§ **Task instructions**
Copy out each line exactly; pictures stay out of the copy.

§ **Given information**
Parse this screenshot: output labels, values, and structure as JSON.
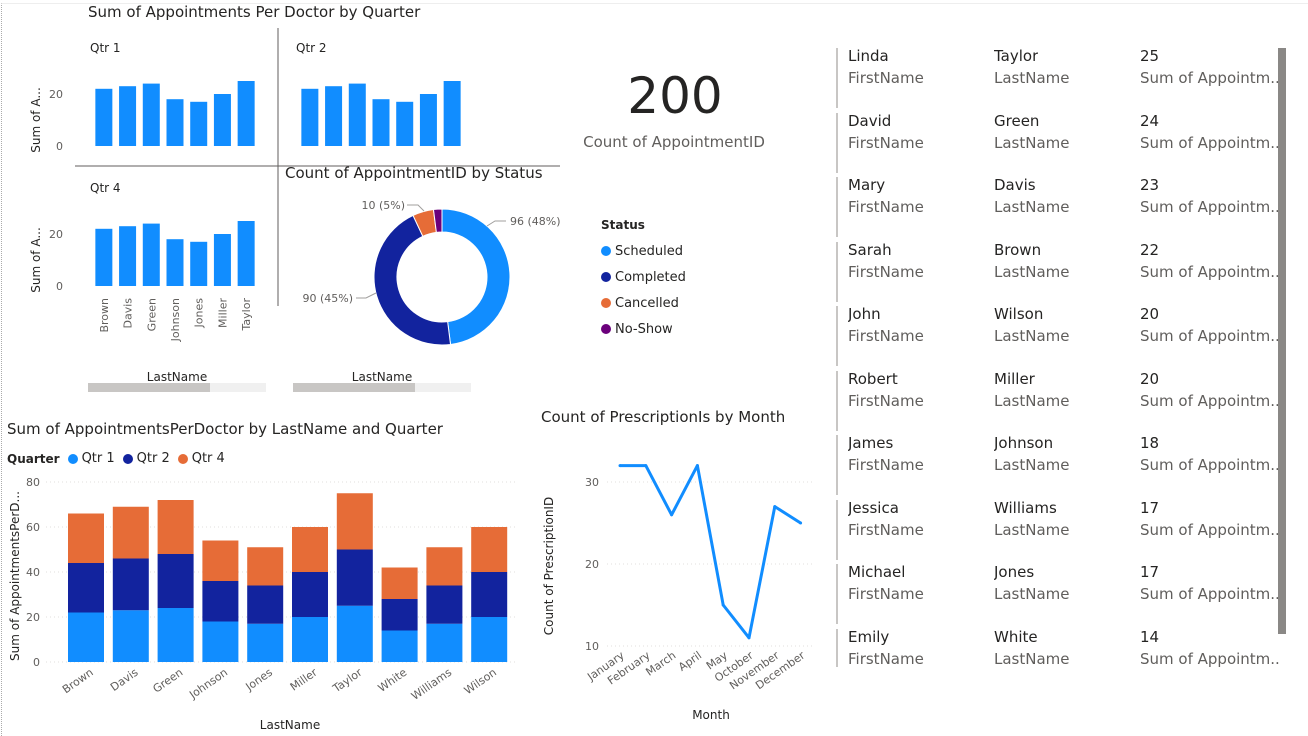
{
  "small_multiples": {
    "title": "Sum of Appointments Per Doctor by Quarter",
    "ylabel": "Sum of A...",
    "xlabel": "LastName",
    "panels": [
      {
        "label": "Qtr 1"
      },
      {
        "label": "Qtr 2"
      },
      {
        "label": "Qtr 4"
      }
    ]
  },
  "donut": {
    "title": "Count of AppointmentID by Status",
    "labels": {
      "scheduled": "96 (48%)",
      "completed": "90 (45%)",
      "cancelled": "10 (5%)"
    },
    "xlabel": "LastName"
  },
  "card": {
    "value": "200",
    "label": "Count of AppointmentID"
  },
  "status_legend": {
    "title": "Status",
    "items": [
      {
        "label": "Scheduled",
        "color": "#118dff"
      },
      {
        "label": "Completed",
        "color": "#12239e"
      },
      {
        "label": "Cancelled",
        "color": "#e66c37"
      },
      {
        "label": "No-Show",
        "color": "#6b007b"
      }
    ]
  },
  "stacked": {
    "title": "Sum of AppointmentsPerDoctor by LastName and Quarter",
    "legend_title": "Quarter",
    "legend": [
      {
        "label": "Qtr 1",
        "color": "#118dff"
      },
      {
        "label": "Qtr 2",
        "color": "#12239e"
      },
      {
        "label": "Qtr 4",
        "color": "#e66c37"
      }
    ],
    "ylabel": "Sum of AppointmentsPerD...",
    "xlabel": "LastName"
  },
  "line": {
    "title": "Count of PrescriptionIs by Month",
    "ylabel": "Count of PrescriptionID",
    "xlabel": "Month"
  },
  "multirow": {
    "labels": {
      "first": "FirstName",
      "last": "LastName",
      "sum": "Sum of Appointm..."
    },
    "rows": [
      {
        "first": "Linda",
        "last": "Taylor",
        "sum": "25"
      },
      {
        "first": "David",
        "last": "Green",
        "sum": "24"
      },
      {
        "first": "Mary",
        "last": "Davis",
        "sum": "23"
      },
      {
        "first": "Sarah",
        "last": "Brown",
        "sum": "22"
      },
      {
        "first": "John",
        "last": "Wilson",
        "sum": "20"
      },
      {
        "first": "Robert",
        "last": "Miller",
        "sum": "20"
      },
      {
        "first": "James",
        "last": "Johnson",
        "sum": "18"
      },
      {
        "first": "Jessica",
        "last": "Williams",
        "sum": "17"
      },
      {
        "first": "Michael",
        "last": "Jones",
        "sum": "17"
      },
      {
        "first": "Emily",
        "last": "White",
        "sum": "14"
      }
    ]
  },
  "chart_data": [
    {
      "type": "bar",
      "title": "Sum of Appointments Per Doctor by Quarter",
      "xlabel": "LastName",
      "ylabel": "Sum of A...",
      "categories": [
        "Brown",
        "Davis",
        "Green",
        "Johnson",
        "Jones",
        "Miller",
        "Taylor"
      ],
      "series": [
        {
          "name": "Qtr 1",
          "values": [
            22,
            23,
            24,
            18,
            17,
            20,
            25
          ]
        },
        {
          "name": "Qtr 2",
          "values": [
            22,
            23,
            24,
            18,
            17,
            20,
            25
          ]
        },
        {
          "name": "Qtr 4",
          "values": [
            22,
            23,
            24,
            18,
            17,
            20,
            25
          ]
        }
      ],
      "yticks": [
        0,
        20
      ],
      "ylim": [
        0,
        30
      ],
      "color": "#118dff"
    },
    {
      "type": "pie",
      "title": "Count of AppointmentID by Status",
      "categories": [
        "Scheduled",
        "Completed",
        "Cancelled",
        "No-Show"
      ],
      "values": [
        96,
        90,
        10,
        4
      ],
      "colors": [
        "#118dff",
        "#12239e",
        "#e66c37",
        "#6b007b"
      ]
    },
    {
      "type": "bar",
      "title": "Sum of AppointmentsPerDoctor by LastName and Quarter",
      "xlabel": "LastName",
      "ylabel": "Sum of AppointmentsPerD...",
      "categories": [
        "Brown",
        "Davis",
        "Green",
        "Johnson",
        "Jones",
        "Miller",
        "Taylor",
        "White",
        "Williams",
        "Wilson"
      ],
      "series": [
        {
          "name": "Qtr 1",
          "values": [
            22,
            23,
            24,
            18,
            17,
            20,
            25,
            14,
            17,
            20
          ]
        },
        {
          "name": "Qtr 2",
          "values": [
            22,
            23,
            24,
            18,
            17,
            20,
            25,
            14,
            17,
            20
          ]
        },
        {
          "name": "Qtr 4",
          "values": [
            22,
            23,
            24,
            18,
            17,
            20,
            25,
            14,
            17,
            20
          ]
        }
      ],
      "stacked": true,
      "yticks": [
        0,
        20,
        40,
        60,
        80
      ],
      "ylim": [
        0,
        80
      ]
    },
    {
      "type": "line",
      "title": "Count of PrescriptionIs by Month",
      "xlabel": "Month",
      "ylabel": "Count of PrescriptionID",
      "categories": [
        "January",
        "February",
        "March",
        "April",
        "May",
        "October",
        "November",
        "December"
      ],
      "values": [
        32,
        32,
        26,
        32,
        15,
        11,
        27,
        25
      ],
      "yticks": [
        10,
        20,
        30
      ],
      "ylim": [
        10,
        33
      ],
      "color": "#118dff"
    }
  ]
}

§ **Completed exercise**
Parse this screenshot: output labels, values, and structure as JSON.
{
  "small_multiples": {
    "title": "Sum of Appointments Per Doctor by Quarter",
    "ylabel": "Sum of A...",
    "xlabel": "LastName",
    "panels": [
      {
        "label": "Qtr 1"
      },
      {
        "label": "Qtr 2"
      },
      {
        "label": "Qtr 4"
      }
    ]
  },
  "donut": {
    "title": "Count of AppointmentID by Status",
    "labels": {
      "scheduled": "96 (48%)",
      "completed": "90 (45%)",
      "cancelled": "10 (5%)"
    },
    "xlabel": "LastName"
  },
  "card": {
    "value": "200",
    "label": "Count of AppointmentID"
  },
  "status_legend": {
    "title": "Status",
    "items": [
      {
        "label": "Scheduled",
        "color": "#118dff"
      },
      {
        "label": "Completed",
        "color": "#12239e"
      },
      {
        "label": "Cancelled",
        "color": "#e66c37"
      },
      {
        "label": "No-Show",
        "color": "#6b007b"
      }
    ]
  },
  "stacked": {
    "title": "Sum of AppointmentsPerDoctor by LastName and Quarter",
    "legend_title": "Quarter",
    "legend": [
      {
        "label": "Qtr 1",
        "color": "#118dff"
      },
      {
        "label": "Qtr 2",
        "color": "#12239e"
      },
      {
        "label": "Qtr 4",
        "color": "#e66c37"
      }
    ],
    "ylabel": "Sum of AppointmentsPerD...",
    "xlabel": "LastName"
  },
  "line": {
    "title": "Count of PrescriptionIs by Month",
    "ylabel": "Count of PrescriptionID",
    "xlabel": "Month"
  },
  "multirow": {
    "labels": {
      "first": "FirstName",
      "last": "LastName",
      "sum": "Sum of Appointm..."
    },
    "rows": [
      {
        "first": "Linda",
        "last": "Taylor",
        "sum": "25"
      },
      {
        "first": "David",
        "last": "Green",
        "sum": "24"
      },
      {
        "first": "Mary",
        "last": "Davis",
        "sum": "23"
      },
      {
        "first": "Sarah",
        "last": "Brown",
        "sum": "22"
      },
      {
        "first": "John",
        "last": "Wilson",
        "sum": "20"
      },
      {
        "first": "Robert",
        "last": "Miller",
        "sum": "20"
      },
      {
        "first": "James",
        "last": "Johnson",
        "sum": "18"
      },
      {
        "first": "Jessica",
        "last": "Williams",
        "sum": "17"
      },
      {
        "first": "Michael",
        "last": "Jones",
        "sum": "17"
      },
      {
        "first": "Emily",
        "last": "White",
        "sum": "14"
      }
    ]
  },
  "chart_data": [
    {
      "type": "bar",
      "title": "Sum of Appointments Per Doctor by Quarter",
      "xlabel": "LastName",
      "ylabel": "Sum of A...",
      "categories": [
        "Brown",
        "Davis",
        "Green",
        "Johnson",
        "Jones",
        "Miller",
        "Taylor"
      ],
      "series": [
        {
          "name": "Qtr 1",
          "values": [
            22,
            23,
            24,
            18,
            17,
            20,
            25
          ]
        },
        {
          "name": "Qtr 2",
          "values": [
            22,
            23,
            24,
            18,
            17,
            20,
            25
          ]
        },
        {
          "name": "Qtr 4",
          "values": [
            22,
            23,
            24,
            18,
            17,
            20,
            25
          ]
        }
      ],
      "yticks": [
        0,
        20
      ],
      "ylim": [
        0,
        30
      ],
      "color": "#118dff"
    },
    {
      "type": "pie",
      "title": "Count of AppointmentID by Status",
      "categories": [
        "Scheduled",
        "Completed",
        "Cancelled",
        "No-Show"
      ],
      "values": [
        96,
        90,
        10,
        4
      ],
      "colors": [
        "#118dff",
        "#12239e",
        "#e66c37",
        "#6b007b"
      ]
    },
    {
      "type": "bar",
      "title": "Sum of AppointmentsPerDoctor by LastName and Quarter",
      "xlabel": "LastName",
      "ylabel": "Sum of AppointmentsPerD...",
      "categories": [
        "Brown",
        "Davis",
        "Green",
        "Johnson",
        "Jones",
        "Miller",
        "Taylor",
        "White",
        "Williams",
        "Wilson"
      ],
      "series": [
        {
          "name": "Qtr 1",
          "values": [
            22,
            23,
            24,
            18,
            17,
            20,
            25,
            14,
            17,
            20
          ]
        },
        {
          "name": "Qtr 2",
          "values": [
            22,
            23,
            24,
            18,
            17,
            20,
            25,
            14,
            17,
            20
          ]
        },
        {
          "name": "Qtr 4",
          "values": [
            22,
            23,
            24,
            18,
            17,
            20,
            25,
            14,
            17,
            20
          ]
        }
      ],
      "stacked": true,
      "yticks": [
        0,
        20,
        40,
        60,
        80
      ],
      "ylim": [
        0,
        80
      ]
    },
    {
      "type": "line",
      "title": "Count of PrescriptionIs by Month",
      "xlabel": "Month",
      "ylabel": "Count of PrescriptionID",
      "categories": [
        "January",
        "February",
        "March",
        "April",
        "May",
        "October",
        "November",
        "December"
      ],
      "values": [
        32,
        32,
        26,
        32,
        15,
        11,
        27,
        25
      ],
      "yticks": [
        10,
        20,
        30
      ],
      "ylim": [
        10,
        33
      ],
      "color": "#118dff"
    }
  ]
}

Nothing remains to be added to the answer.